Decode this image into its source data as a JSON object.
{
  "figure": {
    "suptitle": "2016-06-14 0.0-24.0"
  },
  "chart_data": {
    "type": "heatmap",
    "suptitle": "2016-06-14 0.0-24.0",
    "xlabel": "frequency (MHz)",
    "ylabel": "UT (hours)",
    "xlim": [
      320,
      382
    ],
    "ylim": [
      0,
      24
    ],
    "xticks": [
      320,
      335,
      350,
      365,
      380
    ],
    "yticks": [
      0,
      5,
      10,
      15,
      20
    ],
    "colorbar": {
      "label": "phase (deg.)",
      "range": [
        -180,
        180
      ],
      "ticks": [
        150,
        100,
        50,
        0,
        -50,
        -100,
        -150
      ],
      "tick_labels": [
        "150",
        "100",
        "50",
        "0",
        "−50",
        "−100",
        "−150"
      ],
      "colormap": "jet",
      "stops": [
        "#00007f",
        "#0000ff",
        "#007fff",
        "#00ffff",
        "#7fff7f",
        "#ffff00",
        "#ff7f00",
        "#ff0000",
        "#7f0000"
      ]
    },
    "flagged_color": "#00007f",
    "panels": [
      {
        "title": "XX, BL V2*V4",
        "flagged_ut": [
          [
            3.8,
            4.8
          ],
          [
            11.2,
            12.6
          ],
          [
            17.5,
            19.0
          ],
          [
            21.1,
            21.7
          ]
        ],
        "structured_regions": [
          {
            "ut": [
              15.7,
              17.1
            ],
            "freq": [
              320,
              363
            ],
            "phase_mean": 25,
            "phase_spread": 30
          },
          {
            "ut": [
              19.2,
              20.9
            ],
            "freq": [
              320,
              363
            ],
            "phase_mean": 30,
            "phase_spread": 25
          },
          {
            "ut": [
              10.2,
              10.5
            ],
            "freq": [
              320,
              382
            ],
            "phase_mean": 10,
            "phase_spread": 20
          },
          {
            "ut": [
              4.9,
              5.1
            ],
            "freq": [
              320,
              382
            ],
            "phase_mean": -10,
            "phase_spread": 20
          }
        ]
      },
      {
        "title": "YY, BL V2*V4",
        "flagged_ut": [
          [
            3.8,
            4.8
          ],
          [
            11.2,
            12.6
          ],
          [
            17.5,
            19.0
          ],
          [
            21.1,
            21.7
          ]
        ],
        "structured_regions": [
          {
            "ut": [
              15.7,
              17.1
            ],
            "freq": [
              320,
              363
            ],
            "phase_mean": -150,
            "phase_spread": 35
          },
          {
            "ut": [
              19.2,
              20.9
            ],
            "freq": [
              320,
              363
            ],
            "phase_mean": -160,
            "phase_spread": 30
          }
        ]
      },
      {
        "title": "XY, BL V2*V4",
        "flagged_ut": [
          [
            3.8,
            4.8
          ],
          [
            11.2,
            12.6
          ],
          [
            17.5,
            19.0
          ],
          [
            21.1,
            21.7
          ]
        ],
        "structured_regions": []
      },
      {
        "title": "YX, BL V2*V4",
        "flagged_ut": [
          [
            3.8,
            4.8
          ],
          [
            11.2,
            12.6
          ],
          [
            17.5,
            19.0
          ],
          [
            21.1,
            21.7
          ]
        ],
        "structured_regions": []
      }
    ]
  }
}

____

● **Task prompt**
Transcribe the material above word for word.

● **In response**
Decode this image into its source data as a JSON object.
{
  "figure": {
    "suptitle": "2016-06-14 0.0-24.0"
  },
  "chart_data": {
    "type": "heatmap",
    "suptitle": "2016-06-14 0.0-24.0",
    "xlabel": "frequency (MHz)",
    "ylabel": "UT (hours)",
    "xlim": [
      320,
      382
    ],
    "ylim": [
      0,
      24
    ],
    "xticks": [
      320,
      335,
      350,
      365,
      380
    ],
    "yticks": [
      0,
      5,
      10,
      15,
      20
    ],
    "colorbar": {
      "label": "phase (deg.)",
      "range": [
        -180,
        180
      ],
      "ticks": [
        150,
        100,
        50,
        0,
        -50,
        -100,
        -150
      ],
      "tick_labels": [
        "150",
        "100",
        "50",
        "0",
        "−50",
        "−100",
        "−150"
      ],
      "colormap": "jet",
      "stops": [
        "#00007f",
        "#0000ff",
        "#007fff",
        "#00ffff",
        "#7fff7f",
        "#ffff00",
        "#ff7f00",
        "#ff0000",
        "#7f0000"
      ]
    },
    "flagged_color": "#00007f",
    "panels": [
      {
        "title": "XX, BL V2*V4",
        "flagged_ut": [
          [
            3.8,
            4.8
          ],
          [
            11.2,
            12.6
          ],
          [
            17.5,
            19.0
          ],
          [
            21.1,
            21.7
          ]
        ],
        "structured_regions": [
          {
            "ut": [
              15.7,
              17.1
            ],
            "freq": [
              320,
              363
            ],
            "phase_mean": 25,
            "phase_spread": 30
          },
          {
            "ut": [
              19.2,
              20.9
            ],
            "freq": [
              320,
              363
            ],
            "phase_mean": 30,
            "phase_spread": 25
          },
          {
            "ut": [
              10.2,
              10.5
            ],
            "freq": [
              320,
              382
            ],
            "phase_mean": 10,
            "phase_spread": 20
          },
          {
            "ut": [
              4.9,
              5.1
            ],
            "freq": [
              320,
              382
            ],
            "phase_mean": -10,
            "phase_spread": 20
          }
        ]
      },
      {
        "title": "YY, BL V2*V4",
        "flagged_ut": [
          [
            3.8,
            4.8
          ],
          [
            11.2,
            12.6
          ],
          [
            17.5,
            19.0
          ],
          [
            21.1,
            21.7
          ]
        ],
        "structured_regions": [
          {
            "ut": [
              15.7,
              17.1
            ],
            "freq": [
              320,
              363
            ],
            "phase_mean": -150,
            "phase_spread": 35
          },
          {
            "ut": [
              19.2,
              20.9
            ],
            "freq": [
              320,
              363
            ],
            "phase_mean": -160,
            "phase_spread": 30
          }
        ]
      },
      {
        "title": "XY, BL V2*V4",
        "flagged_ut": [
          [
            3.8,
            4.8
          ],
          [
            11.2,
            12.6
          ],
          [
            17.5,
            19.0
          ],
          [
            21.1,
            21.7
          ]
        ],
        "structured_regions": []
      },
      {
        "title": "YX, BL V2*V4",
        "flagged_ut": [
          [
            3.8,
            4.8
          ],
          [
            11.2,
            12.6
          ],
          [
            17.5,
            19.0
          ],
          [
            21.1,
            21.7
          ]
        ],
        "structured_regions": []
      }
    ]
  }
}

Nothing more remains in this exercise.